[Stored records]
--------------------------------------------------
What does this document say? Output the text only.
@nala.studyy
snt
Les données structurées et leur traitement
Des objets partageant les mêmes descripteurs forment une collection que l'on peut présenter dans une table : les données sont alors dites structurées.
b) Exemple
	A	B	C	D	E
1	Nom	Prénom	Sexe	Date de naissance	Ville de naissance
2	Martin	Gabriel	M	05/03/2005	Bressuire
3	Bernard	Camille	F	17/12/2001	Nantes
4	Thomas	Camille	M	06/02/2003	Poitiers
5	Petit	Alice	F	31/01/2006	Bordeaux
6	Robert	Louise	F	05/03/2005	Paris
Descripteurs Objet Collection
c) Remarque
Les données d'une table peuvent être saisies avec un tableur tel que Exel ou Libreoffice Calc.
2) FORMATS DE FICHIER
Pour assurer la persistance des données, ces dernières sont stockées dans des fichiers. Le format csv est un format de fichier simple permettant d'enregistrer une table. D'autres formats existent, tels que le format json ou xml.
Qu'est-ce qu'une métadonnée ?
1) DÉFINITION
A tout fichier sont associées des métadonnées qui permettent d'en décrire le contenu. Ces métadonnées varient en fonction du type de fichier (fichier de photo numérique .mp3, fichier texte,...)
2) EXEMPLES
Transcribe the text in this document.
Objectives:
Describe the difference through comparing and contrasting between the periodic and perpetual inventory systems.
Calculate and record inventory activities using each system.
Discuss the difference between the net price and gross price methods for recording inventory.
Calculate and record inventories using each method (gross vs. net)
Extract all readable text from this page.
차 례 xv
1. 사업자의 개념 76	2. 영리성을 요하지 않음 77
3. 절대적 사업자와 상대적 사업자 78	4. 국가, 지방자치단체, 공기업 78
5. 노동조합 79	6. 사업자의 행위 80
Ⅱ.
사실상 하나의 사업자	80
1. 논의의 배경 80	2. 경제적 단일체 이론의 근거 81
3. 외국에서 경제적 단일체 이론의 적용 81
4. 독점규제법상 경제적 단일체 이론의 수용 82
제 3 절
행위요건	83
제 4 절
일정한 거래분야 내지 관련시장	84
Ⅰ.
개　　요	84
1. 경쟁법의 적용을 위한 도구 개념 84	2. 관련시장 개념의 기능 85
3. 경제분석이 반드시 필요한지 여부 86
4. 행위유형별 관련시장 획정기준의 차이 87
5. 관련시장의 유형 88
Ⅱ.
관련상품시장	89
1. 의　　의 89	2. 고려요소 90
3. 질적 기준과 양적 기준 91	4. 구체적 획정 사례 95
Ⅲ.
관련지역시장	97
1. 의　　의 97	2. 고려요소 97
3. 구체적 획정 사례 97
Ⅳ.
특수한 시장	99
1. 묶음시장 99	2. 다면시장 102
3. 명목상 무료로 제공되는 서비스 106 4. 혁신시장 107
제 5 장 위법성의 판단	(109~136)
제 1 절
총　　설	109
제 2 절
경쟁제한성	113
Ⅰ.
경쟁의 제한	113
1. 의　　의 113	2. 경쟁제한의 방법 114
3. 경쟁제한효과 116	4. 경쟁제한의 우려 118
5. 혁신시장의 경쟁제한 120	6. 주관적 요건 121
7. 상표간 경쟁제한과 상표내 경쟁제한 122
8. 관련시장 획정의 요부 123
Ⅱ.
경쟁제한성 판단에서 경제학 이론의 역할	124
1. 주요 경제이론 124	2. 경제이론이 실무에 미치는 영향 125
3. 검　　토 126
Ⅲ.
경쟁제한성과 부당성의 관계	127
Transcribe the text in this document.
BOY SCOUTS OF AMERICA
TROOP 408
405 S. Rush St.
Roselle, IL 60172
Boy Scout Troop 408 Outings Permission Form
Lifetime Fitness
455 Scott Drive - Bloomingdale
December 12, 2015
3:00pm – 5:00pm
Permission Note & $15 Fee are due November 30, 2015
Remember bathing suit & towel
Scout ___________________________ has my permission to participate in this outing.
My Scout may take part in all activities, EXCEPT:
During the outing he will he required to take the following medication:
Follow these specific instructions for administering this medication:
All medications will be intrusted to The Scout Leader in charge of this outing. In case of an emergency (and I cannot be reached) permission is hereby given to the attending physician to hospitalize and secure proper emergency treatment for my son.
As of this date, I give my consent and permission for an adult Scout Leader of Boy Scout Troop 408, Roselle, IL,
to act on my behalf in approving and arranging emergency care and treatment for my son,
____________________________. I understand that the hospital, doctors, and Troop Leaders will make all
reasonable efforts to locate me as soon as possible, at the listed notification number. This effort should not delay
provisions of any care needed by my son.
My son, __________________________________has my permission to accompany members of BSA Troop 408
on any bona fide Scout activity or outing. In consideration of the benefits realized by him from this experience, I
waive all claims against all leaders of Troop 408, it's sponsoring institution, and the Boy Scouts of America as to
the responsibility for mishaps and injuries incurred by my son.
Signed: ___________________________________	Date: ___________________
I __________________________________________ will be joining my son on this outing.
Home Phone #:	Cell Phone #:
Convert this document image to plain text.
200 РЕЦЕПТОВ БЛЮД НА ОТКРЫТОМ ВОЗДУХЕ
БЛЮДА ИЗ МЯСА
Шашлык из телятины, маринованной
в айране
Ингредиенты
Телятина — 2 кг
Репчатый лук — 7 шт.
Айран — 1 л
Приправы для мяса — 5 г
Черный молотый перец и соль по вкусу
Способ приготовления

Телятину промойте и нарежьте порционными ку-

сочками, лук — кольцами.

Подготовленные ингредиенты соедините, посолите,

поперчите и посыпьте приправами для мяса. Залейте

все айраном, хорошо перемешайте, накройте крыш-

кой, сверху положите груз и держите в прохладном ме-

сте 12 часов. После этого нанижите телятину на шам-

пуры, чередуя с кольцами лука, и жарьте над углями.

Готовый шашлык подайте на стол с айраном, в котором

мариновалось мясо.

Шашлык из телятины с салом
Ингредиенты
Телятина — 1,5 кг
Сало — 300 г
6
--------------------------------------------------
GIVEN TASK:
Please give back all of the records exactly as written.

TASK SOLUTION:
What does this document say? Output the text only.
@nala.studyy
snt
Les données structurées et leur traitement
Des objets partageant les mêmes descripteurs forment une collection que l'on peut présenter dans une table : les données sont alors dites structurées.
b) Exemple
	A	B	C	D	E
1	Nom	Prénom	Sexe	Date de naissance	Ville de naissance
2	Martin	Gabriel	M	05/03/2005	Bressuire
3	Bernard	Camille	F	17/12/2001	Nantes
4	Thomas	Camille	M	06/02/2003	Poitiers
5	Petit	Alice	F	31/01/2006	Bordeaux
6	Robert	Louise	F	05/03/2005	Paris
Descripteurs Objet Collection
c) Remarque
Les données d'une table peuvent être saisies avec un tableur tel que Exel ou Libreoffice Calc.
2) FORMATS DE FICHIER
Pour assurer la persistance des données, ces dernières sont stockées dans des fichiers. Le format csv est un format de fichier simple permettant d'enregistrer une table. D'autres formats existent, tels que le format json ou xml.
Qu'est-ce qu'une métadonnée ?
1) DÉFINITION
A tout fichier sont associées des métadonnées qui permettent d'en décrire le contenu. Ces métadonnées varient en fonction du type de fichier (fichier de photo numérique .mp3, fichier texte,...)
2) EXEMPLES
Transcribe the text in this document.
Objectives:
Describe the difference through comparing and contrasting between the periodic and perpetual inventory systems.
Calculate and record inventory activities using each system.
Discuss the difference between the net price and gross price methods for recording inventory.
Calculate and record inventories using each method (gross vs. net)
Extract all readable text from this page.
차 례 xv
1. 사업자의 개념 76	2. 영리성을 요하지 않음 77
3. 절대적 사업자와 상대적 사업자 78	4. 국가, 지방자치단체, 공기업 78
5. 노동조합 79	6. 사업자의 행위 80
Ⅱ.
사실상 하나의 사업자	80
1. 논의의 배경 80	2. 경제적 단일체 이론의 근거 81
3. 외국에서 경제적 단일체 이론의 적용 81
4. 독점규제법상 경제적 단일체 이론의 수용 82
제 3 절
행위요건	83
제 4 절
일정한 거래분야 내지 관련시장	84
Ⅰ.
개　　요	84
1. 경쟁법의 적용을 위한 도구 개념 84	2. 관련시장 개념의 기능 85
3. 경제분석이 반드시 필요한지 여부 86
4. 행위유형별 관련시장 획정기준의 차이 87
5. 관련시장의 유형 88
Ⅱ.
관련상품시장	89
1. 의　　의 89	2. 고려요소 90
3. 질적 기준과 양적 기준 91	4. 구체적 획정 사례 95
Ⅲ.
관련지역시장	97
1. 의　　의 97	2. 고려요소 97
3. 구체적 획정 사례 97
Ⅳ.
특수한 시장	99
1. 묶음시장 99	2. 다면시장 102
3. 명목상 무료로 제공되는 서비스 106 4. 혁신시장 107
제 5 장 위법성의 판단	(109~136)
제 1 절
총　　설	109
제 2 절
경쟁제한성	113
Ⅰ.
경쟁의 제한	113
1. 의　　의 113	2. 경쟁제한의 방법 114
3. 경쟁제한효과 116	4. 경쟁제한의 우려 118
5. 혁신시장의 경쟁제한 120	6. 주관적 요건 121
7. 상표간 경쟁제한과 상표내 경쟁제한 122
8. 관련시장 획정의 요부 123
Ⅱ.
경쟁제한성 판단에서 경제학 이론의 역할	124
1. 주요 경제이론 124	2. 경제이론이 실무에 미치는 영향 125
3. 검　　토 126
Ⅲ.
경쟁제한성과 부당성의 관계	127
Transcribe the text in this document.
BOY SCOUTS OF AMERICA
TROOP 408
405 S. Rush St.
Roselle, IL 60172
Boy Scout Troop 408 Outings Permission Form
Lifetime Fitness
455 Scott Drive - Bloomingdale
December 12, 2015
3:00pm – 5:00pm
Permission Note & $15 Fee are due November 30, 2015
Remember bathing suit & towel
Scout ___________________________ has my permission to participate in this outing.
My Scout may take part in all activities, EXCEPT:
During the outing he will he required to take the following medication:
Follow these specific instructions for administering this medication:
All medications will be intrusted to The Scout Leader in charge of this outing. In case of an emergency (and I cannot be reached) permission is hereby given to the attending physician to hospitalize and secure proper emergency treatment for my son.
As of this date, I give my consent and permission for an adult Scout Leader of Boy Scout Troop 408, Roselle, IL,
to act on my behalf in approving and arranging emergency care and treatment for my son,
____________________________. I understand that the hospital, doctors, and Troop Leaders will make all
reasonable efforts to locate me as soon as possible, at the listed notification number. This effort should not delay
provisions of any care needed by my son.
My son, __________________________________has my permission to accompany members of BSA Troop 408
on any bona fide Scout activity or outing. In consideration of the benefits realized by him from this experience, I
waive all claims against all leaders of Troop 408, it's sponsoring institution, and the Boy Scouts of America as to
the responsibility for mishaps and injuries incurred by my son.
Signed: ___________________________________	Date: ___________________
I __________________________________________ will be joining my son on this outing.
Home Phone #:	Cell Phone #:
Convert this document image to plain text.
200 РЕЦЕПТОВ БЛЮД НА ОТКРЫТОМ ВОЗДУХЕ
БЛЮДА ИЗ МЯСА
Шашлык из телятины, маринованной
в айране
Ингредиенты
Телятина — 2 кг
Репчатый лук — 7 шт.
Айран — 1 л
Приправы для мяса — 5 г
Черный молотый перец и соль по вкусу
Способ приготовления

Телятину промойте и нарежьте порционными ку-

сочками, лук — кольцами.

Подготовленные ингредиенты соедините, посолите,

поперчите и посыпьте приправами для мяса. Залейте

все айраном, хорошо перемешайте, накройте крыш-

кой, сверху положите груз и держите в прохладном ме-

сте 12 часов. После этого нанижите телятину на шам-

пуры, чередуя с кольцами лука, и жарьте над углями.

Готовый шашлык подайте на стол с айраном, в котором

мариновалось мясо.

Шашлык из телятины с салом
Ингредиенты
Телятина — 1,5 кг
Сало — 300 г
6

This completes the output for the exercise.